_TO BE DONE:_ Reproduce each line bearing the word "title".
--- DATA FOR THE TASK ---
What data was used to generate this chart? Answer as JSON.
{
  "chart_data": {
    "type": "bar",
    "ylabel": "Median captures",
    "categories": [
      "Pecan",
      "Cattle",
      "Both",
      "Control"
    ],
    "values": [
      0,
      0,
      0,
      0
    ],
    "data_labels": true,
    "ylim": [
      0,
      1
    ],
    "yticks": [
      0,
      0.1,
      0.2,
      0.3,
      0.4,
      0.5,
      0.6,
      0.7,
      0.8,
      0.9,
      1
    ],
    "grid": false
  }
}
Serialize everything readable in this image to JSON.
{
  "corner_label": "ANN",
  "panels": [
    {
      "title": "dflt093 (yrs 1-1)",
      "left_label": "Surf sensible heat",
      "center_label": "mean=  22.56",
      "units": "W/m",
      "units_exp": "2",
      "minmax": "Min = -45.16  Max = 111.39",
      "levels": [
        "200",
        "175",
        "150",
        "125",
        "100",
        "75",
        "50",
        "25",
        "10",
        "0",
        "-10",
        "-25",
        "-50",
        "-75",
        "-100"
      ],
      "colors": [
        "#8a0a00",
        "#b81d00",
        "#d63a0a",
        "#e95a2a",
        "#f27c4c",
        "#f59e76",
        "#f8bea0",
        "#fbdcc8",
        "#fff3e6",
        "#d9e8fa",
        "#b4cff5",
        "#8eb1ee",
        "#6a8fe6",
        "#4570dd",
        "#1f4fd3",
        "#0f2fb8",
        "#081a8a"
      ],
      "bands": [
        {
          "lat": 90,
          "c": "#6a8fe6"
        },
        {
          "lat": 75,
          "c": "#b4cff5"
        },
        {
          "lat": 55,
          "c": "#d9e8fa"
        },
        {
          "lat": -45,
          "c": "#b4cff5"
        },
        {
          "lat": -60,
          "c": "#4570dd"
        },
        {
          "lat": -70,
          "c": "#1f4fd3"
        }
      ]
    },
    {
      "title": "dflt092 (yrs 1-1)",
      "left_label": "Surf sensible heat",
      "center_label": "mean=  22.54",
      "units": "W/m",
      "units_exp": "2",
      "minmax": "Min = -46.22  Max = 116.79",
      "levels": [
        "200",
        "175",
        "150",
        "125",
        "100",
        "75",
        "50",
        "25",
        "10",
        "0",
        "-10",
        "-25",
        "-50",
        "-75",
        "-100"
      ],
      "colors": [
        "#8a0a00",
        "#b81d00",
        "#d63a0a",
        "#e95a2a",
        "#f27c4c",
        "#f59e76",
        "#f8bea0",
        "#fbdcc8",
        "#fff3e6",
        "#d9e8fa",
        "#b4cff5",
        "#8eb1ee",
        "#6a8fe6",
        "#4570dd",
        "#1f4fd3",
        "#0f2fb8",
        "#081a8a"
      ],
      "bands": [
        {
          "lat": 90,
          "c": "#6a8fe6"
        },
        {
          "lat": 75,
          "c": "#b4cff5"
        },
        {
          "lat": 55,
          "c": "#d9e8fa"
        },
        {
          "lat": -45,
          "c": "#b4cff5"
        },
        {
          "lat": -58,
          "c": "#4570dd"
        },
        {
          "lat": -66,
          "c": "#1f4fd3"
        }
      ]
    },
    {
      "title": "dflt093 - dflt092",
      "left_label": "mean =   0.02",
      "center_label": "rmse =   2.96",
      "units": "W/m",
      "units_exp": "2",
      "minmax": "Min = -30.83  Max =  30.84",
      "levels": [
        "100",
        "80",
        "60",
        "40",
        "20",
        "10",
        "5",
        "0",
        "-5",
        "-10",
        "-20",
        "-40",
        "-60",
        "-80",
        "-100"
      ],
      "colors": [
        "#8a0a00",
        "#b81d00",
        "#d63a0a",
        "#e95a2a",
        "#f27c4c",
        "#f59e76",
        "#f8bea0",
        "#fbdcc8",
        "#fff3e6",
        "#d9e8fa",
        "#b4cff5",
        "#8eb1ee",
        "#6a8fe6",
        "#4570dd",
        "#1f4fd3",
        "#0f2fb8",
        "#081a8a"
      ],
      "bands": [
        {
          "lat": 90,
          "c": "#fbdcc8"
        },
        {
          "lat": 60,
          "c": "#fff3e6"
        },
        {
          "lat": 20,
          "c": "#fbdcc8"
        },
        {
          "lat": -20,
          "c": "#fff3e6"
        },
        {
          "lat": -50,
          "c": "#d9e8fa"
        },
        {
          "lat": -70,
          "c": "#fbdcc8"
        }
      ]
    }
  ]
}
---
_RESULT OF THIS TASK:_
      "title": "dflt093 (yrs 1-1)",
      "title": "dflt092 (yrs 1-1)",
      "title": "dflt093 - dflt092",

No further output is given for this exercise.